[Begin]

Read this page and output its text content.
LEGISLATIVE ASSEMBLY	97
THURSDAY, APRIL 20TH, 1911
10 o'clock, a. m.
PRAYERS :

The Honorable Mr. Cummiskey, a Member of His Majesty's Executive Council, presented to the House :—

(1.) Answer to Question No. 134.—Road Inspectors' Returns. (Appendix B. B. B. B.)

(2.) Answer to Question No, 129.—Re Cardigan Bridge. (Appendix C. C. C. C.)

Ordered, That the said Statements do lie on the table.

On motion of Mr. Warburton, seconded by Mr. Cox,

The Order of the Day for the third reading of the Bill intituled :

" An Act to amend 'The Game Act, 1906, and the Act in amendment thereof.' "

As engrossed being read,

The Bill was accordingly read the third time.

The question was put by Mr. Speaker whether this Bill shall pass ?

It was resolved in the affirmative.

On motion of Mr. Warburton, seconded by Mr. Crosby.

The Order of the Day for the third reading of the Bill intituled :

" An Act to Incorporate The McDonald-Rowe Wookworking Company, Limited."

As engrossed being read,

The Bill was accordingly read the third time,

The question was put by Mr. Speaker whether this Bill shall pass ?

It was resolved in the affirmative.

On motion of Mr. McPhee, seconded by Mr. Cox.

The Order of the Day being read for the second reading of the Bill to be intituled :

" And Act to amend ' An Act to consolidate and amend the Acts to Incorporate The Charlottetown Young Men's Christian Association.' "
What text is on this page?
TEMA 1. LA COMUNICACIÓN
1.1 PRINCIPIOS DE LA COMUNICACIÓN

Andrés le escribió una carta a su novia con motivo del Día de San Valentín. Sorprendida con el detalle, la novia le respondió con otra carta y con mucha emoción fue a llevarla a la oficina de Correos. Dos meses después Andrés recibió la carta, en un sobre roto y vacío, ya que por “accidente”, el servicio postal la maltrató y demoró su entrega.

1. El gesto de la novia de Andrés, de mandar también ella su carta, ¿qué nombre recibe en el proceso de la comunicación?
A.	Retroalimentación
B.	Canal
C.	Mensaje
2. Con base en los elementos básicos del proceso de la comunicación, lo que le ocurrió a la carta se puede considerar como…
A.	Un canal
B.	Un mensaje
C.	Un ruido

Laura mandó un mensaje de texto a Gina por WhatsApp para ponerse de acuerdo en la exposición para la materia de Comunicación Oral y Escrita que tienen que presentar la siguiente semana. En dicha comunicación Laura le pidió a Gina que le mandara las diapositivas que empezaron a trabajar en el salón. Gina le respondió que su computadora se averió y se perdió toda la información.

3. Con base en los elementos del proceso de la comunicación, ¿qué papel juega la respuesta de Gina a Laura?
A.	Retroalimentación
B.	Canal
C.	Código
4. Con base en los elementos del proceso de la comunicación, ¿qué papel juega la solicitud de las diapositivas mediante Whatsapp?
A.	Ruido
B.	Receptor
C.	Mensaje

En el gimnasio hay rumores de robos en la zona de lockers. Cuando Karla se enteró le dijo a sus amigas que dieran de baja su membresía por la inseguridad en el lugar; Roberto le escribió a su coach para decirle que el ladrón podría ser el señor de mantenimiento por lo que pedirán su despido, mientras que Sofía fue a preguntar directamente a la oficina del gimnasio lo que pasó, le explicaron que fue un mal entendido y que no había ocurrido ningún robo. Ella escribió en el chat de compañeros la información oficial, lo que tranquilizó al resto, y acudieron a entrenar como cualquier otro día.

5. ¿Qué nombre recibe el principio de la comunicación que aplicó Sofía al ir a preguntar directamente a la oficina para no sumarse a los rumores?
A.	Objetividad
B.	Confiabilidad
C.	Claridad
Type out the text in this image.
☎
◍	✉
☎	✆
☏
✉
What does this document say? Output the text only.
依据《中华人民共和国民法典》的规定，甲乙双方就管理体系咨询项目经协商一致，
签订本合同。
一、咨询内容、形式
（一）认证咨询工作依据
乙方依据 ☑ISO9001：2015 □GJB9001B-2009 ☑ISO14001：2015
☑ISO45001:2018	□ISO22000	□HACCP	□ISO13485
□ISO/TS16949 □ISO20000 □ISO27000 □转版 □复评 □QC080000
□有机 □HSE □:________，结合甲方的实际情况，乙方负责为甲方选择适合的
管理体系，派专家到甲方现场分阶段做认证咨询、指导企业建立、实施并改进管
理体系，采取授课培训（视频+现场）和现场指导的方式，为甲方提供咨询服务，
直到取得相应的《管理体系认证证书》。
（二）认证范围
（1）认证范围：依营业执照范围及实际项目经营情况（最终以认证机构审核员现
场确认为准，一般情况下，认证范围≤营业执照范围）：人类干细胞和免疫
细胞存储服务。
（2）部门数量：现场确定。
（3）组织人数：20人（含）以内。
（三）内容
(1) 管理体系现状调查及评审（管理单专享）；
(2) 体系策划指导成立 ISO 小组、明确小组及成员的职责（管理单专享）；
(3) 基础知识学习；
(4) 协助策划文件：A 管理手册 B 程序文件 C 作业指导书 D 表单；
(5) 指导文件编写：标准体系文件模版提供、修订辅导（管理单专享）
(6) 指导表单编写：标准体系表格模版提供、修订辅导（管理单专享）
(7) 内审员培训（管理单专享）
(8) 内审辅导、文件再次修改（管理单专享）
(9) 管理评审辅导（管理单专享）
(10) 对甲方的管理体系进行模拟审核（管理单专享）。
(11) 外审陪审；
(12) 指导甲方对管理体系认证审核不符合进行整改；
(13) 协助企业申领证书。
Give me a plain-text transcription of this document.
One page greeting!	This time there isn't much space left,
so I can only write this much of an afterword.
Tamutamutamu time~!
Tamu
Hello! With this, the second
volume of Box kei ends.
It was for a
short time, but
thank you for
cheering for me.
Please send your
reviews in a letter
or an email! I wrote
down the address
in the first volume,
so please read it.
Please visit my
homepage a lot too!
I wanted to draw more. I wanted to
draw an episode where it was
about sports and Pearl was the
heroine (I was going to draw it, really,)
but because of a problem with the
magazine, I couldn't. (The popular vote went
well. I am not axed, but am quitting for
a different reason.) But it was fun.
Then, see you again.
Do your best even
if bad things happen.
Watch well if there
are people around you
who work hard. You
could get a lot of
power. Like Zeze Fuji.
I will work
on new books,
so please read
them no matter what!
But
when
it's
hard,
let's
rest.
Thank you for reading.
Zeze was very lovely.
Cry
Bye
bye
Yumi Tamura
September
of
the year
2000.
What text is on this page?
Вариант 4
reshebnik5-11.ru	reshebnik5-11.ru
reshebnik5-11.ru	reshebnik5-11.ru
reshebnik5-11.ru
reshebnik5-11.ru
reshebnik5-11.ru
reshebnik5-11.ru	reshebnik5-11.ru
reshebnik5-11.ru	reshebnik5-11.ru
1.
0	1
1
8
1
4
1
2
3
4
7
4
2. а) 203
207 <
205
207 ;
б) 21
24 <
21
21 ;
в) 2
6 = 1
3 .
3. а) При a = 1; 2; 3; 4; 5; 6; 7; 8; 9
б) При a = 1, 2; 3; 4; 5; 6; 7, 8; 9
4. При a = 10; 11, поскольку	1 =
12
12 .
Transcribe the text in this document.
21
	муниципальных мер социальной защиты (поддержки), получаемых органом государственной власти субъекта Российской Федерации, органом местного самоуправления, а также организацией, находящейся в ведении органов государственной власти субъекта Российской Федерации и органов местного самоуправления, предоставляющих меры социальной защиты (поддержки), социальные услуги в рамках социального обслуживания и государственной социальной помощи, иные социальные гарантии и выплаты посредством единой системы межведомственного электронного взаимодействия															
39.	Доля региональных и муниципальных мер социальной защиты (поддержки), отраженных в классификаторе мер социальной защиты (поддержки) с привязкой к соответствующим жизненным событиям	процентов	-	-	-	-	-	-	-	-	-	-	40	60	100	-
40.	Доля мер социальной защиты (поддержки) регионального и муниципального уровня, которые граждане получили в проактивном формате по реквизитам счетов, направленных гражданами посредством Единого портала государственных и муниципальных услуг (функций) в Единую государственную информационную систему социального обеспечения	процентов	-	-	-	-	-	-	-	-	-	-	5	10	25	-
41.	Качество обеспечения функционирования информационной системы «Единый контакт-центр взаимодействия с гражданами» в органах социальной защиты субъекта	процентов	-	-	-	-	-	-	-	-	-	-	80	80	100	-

[End]

> **Short task**:
Show each line holding the word "Andrés".

> **Solution to this task**:
Andrés le escribió una carta a su novia con motivo del Día de San Valentín. Sorprendida con el detalle, la novia le respondió con otra carta y con mucha emoción fue a llevarla a la oficina de Correos. Dos meses después Andrés recibió la carta, en un sobre roto y vacío, ya que por “accidente”, el servicio postal la maltrató y demoró su entrega.
1. El gesto de la novia de Andrés, de mandar también ella su carta, ¿qué nombre recibe en el proceso de la comunicación?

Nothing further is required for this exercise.